▶ _Aim_
Reproduce the listing word for word, leaving every picture behind.

Records about charts and figures
* * * *

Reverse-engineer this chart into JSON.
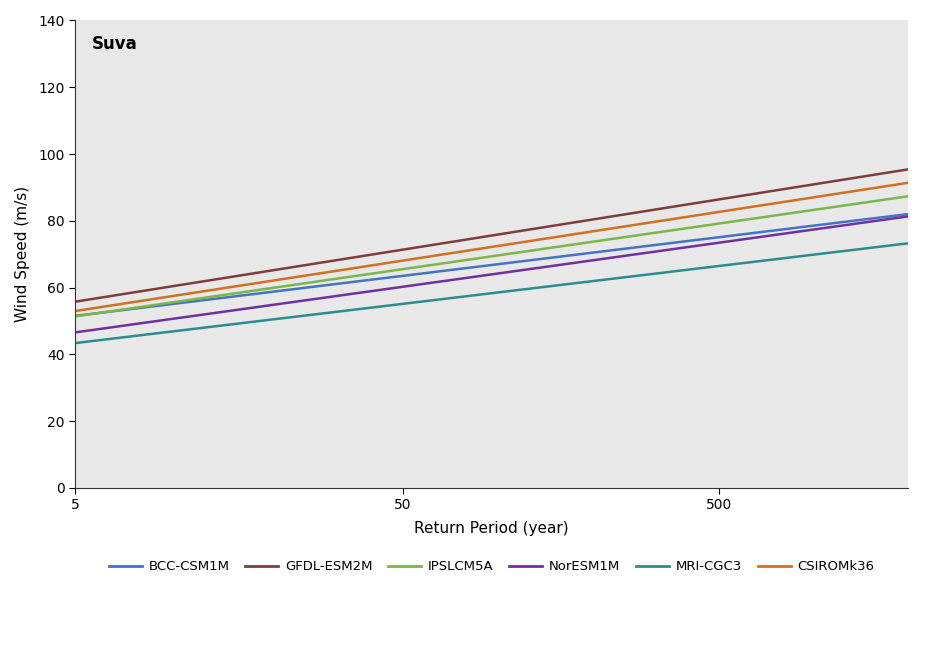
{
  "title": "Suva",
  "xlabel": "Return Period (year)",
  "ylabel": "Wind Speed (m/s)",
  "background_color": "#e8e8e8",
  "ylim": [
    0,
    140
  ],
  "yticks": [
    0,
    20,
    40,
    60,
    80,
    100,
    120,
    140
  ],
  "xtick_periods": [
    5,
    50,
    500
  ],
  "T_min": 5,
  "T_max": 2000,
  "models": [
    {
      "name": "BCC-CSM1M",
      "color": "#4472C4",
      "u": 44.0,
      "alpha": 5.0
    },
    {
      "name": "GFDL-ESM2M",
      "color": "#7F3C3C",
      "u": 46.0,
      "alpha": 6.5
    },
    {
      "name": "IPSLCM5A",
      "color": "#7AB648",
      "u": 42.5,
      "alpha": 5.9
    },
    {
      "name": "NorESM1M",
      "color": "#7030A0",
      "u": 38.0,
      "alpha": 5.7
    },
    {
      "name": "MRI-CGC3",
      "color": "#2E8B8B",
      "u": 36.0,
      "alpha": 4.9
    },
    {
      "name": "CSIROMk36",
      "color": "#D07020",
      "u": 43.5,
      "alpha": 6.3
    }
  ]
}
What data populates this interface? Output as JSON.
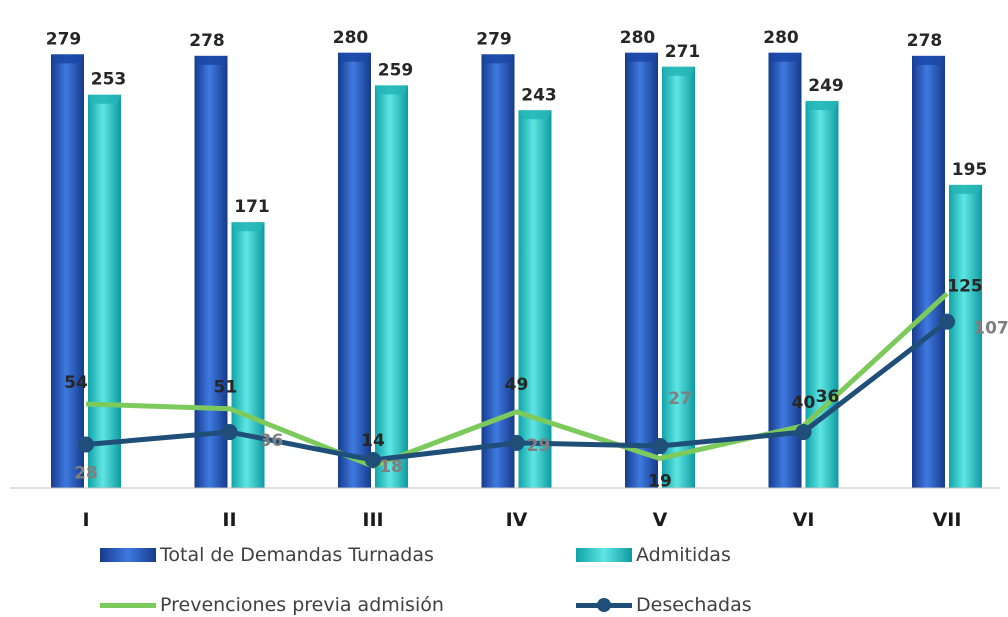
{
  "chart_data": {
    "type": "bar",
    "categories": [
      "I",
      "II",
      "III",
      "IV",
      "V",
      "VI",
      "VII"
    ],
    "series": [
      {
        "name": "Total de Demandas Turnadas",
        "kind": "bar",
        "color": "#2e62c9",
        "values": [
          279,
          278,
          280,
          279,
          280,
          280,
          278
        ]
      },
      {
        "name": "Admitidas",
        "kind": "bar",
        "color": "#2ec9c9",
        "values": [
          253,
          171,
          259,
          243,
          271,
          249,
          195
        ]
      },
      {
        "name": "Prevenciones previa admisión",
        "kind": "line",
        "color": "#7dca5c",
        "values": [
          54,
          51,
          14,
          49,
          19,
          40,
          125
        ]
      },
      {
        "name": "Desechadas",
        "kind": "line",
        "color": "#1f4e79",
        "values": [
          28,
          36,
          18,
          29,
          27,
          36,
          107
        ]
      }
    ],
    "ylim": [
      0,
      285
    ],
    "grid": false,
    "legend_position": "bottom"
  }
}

* * * *

▶ _The output_
Reverse-engineer this chart into JSON.
{
  "title": "Suva",
  "xlabel": "Return Period (year)",
  "ylabel": "Wind Speed (m/s)",
  "background_color": "#e8e8e8",
  "ylim": [
    0,
    140
  ],
  "yticks": [
    0,
    20,
    40,
    60,
    80,
    100,
    120,
    140
  ],
  "xtick_periods": [
    5,
    50,
    500
  ],
  "T_min": 5,
  "T_max": 2000,
  "models": [
    {
      "name": "BCC-CSM1M",
      "color": "#4472C4",
      "u": 44.0,
      "alpha": 5.0
    },
    {
      "name": "GFDL-ESM2M",
      "color": "#7F3C3C",
      "u": 46.0,
      "alpha": 6.5
    },
    {
      "name": "IPSLCM5A",
      "color": "#7AB648",
      "u": 42.5,
      "alpha": 5.9
    },
    {
      "name": "NorESM1M",
      "color": "#7030A0",
      "u": 38.0,
      "alpha": 5.7
    },
    {
      "name": "MRI-CGC3",
      "color": "#2E8B8B",
      "u": 36.0,
      "alpha": 4.9
    },
    {
      "name": "CSIROMk36",
      "color": "#D07020",
      "u": 43.5,
      "alpha": 6.3
    }
  ]
}
What data populates this interface? Output as JSON.
{
  "chart_data": {
    "type": "bar",
    "categories": [
      "I",
      "II",
      "III",
      "IV",
      "V",
      "VI",
      "VII"
    ],
    "series": [
      {
        "name": "Total de Demandas Turnadas",
        "kind": "bar",
        "color": "#2e62c9",
        "values": [
          279,
          278,
          280,
          279,
          280,
          280,
          278
        ]
      },
      {
        "name": "Admitidas",
        "kind": "bar",
        "color": "#2ec9c9",
        "values": [
          253,
          171,
          259,
          243,
          271,
          249,
          195
        ]
      },
      {
        "name": "Prevenciones previa admisión",
        "kind": "line",
        "color": "#7dca5c",
        "values": [
          54,
          51,
          14,
          49,
          19,
          40,
          125
        ]
      },
      {
        "name": "Desechadas",
        "kind": "line",
        "color": "#1f4e79",
        "values": [
          28,
          36,
          18,
          29,
          27,
          36,
          107
        ]
      }
    ],
    "ylim": [
      0,
      285
    ],
    "grid": false,
    "legend_position": "bottom"
  }
}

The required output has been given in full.